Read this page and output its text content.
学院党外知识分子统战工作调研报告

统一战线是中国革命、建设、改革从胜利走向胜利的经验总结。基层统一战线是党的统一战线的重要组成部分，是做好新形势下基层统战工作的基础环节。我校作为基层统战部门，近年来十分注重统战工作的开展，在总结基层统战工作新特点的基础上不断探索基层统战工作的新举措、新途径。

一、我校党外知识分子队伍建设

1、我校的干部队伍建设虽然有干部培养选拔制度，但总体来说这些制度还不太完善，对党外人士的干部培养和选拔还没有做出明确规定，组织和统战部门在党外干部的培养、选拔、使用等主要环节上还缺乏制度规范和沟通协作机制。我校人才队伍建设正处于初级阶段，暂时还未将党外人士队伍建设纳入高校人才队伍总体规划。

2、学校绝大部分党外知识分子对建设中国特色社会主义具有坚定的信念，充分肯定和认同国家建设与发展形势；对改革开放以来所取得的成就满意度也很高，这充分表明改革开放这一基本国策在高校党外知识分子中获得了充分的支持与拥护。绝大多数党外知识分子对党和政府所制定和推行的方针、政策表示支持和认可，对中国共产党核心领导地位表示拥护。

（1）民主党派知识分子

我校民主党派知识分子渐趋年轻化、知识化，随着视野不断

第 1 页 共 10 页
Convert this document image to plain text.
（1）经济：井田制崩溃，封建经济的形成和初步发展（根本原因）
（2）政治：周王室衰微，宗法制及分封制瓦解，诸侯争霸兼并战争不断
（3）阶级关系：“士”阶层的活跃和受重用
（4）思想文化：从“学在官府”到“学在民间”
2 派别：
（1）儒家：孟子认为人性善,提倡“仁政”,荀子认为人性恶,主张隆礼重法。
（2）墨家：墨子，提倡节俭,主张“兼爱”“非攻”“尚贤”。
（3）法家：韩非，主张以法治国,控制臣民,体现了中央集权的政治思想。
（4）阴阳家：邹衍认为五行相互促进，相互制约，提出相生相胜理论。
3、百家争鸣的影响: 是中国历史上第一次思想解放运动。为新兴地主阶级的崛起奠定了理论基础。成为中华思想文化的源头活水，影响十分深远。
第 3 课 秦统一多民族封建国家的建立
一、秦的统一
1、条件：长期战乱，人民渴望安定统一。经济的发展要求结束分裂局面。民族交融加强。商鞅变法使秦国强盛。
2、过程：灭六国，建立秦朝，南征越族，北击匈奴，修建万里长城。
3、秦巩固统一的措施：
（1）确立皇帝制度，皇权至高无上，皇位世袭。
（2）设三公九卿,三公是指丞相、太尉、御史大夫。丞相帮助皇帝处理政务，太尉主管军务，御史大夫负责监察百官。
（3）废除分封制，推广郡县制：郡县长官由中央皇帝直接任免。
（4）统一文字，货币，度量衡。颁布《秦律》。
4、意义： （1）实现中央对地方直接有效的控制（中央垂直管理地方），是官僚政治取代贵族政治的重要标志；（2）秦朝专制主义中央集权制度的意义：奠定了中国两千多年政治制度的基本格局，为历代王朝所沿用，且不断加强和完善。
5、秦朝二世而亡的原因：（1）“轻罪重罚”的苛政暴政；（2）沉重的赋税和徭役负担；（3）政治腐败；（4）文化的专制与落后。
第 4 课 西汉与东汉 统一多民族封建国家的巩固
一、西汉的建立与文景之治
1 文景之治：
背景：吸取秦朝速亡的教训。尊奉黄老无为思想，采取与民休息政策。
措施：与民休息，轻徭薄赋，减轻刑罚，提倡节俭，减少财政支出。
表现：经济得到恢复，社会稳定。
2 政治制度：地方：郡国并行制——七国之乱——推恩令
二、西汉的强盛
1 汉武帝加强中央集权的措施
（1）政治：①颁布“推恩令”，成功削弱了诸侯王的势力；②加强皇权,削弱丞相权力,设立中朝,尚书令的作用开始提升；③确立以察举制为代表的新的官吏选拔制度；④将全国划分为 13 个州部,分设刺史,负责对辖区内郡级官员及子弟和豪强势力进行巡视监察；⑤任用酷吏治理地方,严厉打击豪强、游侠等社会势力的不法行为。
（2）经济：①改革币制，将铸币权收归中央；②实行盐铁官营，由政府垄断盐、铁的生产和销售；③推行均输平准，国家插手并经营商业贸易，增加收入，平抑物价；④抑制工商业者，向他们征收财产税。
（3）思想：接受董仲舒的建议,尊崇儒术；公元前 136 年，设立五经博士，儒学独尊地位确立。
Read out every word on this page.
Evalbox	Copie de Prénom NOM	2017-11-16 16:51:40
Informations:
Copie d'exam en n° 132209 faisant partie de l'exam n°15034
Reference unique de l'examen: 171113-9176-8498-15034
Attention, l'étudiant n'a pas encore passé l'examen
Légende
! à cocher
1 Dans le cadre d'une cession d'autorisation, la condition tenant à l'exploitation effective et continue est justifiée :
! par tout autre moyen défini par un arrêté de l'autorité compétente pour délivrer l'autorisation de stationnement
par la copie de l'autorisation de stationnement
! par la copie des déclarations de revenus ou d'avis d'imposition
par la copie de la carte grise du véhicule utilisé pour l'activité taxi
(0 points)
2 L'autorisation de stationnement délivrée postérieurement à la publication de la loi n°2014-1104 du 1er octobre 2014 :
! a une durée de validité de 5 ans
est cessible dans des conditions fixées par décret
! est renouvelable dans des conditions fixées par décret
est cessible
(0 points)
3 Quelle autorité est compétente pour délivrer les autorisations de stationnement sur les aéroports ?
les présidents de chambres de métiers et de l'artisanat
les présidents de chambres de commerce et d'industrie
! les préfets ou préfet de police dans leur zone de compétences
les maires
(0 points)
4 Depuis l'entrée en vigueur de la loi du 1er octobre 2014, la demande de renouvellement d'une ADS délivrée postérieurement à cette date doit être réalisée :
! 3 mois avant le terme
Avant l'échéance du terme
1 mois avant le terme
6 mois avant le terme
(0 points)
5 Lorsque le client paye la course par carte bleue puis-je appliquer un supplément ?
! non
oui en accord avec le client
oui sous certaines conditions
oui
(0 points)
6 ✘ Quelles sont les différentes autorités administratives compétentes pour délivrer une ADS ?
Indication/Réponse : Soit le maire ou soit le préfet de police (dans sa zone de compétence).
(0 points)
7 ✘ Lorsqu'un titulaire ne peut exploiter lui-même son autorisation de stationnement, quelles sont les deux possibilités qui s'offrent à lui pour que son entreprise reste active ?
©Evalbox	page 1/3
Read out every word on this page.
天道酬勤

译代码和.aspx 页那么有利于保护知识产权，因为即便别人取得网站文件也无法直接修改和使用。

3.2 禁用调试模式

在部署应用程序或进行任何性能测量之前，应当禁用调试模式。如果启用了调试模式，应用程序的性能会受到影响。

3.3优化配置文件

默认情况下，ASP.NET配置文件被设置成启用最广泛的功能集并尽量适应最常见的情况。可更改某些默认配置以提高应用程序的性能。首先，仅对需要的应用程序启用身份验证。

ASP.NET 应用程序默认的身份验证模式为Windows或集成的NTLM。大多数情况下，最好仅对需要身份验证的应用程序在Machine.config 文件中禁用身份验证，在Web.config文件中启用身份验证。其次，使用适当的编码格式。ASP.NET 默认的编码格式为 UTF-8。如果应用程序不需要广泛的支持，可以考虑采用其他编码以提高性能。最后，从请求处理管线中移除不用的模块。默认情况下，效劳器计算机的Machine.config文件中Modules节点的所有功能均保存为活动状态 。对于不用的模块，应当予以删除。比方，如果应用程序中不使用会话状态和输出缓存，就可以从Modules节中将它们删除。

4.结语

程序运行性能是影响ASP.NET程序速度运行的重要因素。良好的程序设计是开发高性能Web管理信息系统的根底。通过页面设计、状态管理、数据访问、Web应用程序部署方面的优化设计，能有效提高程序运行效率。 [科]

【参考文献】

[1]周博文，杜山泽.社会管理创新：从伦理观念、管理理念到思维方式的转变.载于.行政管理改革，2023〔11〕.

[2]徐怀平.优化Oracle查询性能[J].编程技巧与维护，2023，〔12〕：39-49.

═══

> Your task: Set out every line from the material that contains the string "text".

> Final result:
Read this page and output its text content.
Convert this document image to plain text.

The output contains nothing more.